## SHORT PROBLEM
Find how many lines of the listing below include the word "traded", then report the number by itself.
# # # # # # #
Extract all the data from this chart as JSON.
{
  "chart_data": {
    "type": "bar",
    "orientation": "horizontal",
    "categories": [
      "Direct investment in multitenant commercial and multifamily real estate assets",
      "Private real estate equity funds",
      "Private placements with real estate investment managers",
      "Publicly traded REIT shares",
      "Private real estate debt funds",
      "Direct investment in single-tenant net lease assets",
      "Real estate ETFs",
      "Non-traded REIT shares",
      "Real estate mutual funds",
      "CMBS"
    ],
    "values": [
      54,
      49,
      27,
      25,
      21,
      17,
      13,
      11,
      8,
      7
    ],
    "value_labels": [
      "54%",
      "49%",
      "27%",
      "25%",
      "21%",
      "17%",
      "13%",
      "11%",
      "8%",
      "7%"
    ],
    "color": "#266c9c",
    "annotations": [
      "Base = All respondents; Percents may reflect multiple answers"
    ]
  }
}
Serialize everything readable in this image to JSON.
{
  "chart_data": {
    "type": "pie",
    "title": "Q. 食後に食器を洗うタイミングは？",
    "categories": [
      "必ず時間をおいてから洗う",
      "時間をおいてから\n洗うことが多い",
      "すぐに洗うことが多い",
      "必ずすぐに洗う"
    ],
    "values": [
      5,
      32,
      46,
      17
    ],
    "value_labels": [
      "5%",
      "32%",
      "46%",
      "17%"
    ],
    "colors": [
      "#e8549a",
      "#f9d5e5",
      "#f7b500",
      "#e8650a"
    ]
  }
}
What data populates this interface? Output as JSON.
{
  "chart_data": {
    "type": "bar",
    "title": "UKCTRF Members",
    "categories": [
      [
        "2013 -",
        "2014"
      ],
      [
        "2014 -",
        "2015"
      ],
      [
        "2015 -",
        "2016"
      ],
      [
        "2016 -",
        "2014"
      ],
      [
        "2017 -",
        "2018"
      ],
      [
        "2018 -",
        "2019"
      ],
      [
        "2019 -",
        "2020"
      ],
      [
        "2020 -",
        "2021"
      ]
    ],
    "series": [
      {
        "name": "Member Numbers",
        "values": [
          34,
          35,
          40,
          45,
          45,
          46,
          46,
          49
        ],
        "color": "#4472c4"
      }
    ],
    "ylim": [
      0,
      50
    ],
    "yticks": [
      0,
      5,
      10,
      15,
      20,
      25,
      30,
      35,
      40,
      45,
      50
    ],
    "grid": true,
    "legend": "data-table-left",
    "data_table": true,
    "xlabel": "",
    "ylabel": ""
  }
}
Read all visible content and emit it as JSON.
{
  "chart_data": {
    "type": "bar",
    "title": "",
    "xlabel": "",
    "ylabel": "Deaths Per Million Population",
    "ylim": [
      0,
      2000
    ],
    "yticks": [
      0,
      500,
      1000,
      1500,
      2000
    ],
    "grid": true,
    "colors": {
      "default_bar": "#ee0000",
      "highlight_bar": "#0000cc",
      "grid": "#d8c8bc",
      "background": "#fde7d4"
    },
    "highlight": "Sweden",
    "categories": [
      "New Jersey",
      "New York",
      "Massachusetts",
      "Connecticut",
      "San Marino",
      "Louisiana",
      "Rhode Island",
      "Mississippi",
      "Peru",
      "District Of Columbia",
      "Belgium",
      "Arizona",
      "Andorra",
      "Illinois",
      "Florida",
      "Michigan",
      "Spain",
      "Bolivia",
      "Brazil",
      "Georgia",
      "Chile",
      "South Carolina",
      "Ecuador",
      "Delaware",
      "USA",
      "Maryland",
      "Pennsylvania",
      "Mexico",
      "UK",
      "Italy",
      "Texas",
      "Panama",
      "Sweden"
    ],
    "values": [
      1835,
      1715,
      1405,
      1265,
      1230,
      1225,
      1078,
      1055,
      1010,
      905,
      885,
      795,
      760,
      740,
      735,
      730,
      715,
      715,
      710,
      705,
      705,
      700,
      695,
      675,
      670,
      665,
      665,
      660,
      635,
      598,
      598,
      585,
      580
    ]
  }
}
# # # # # # #
## THE ANSWER
2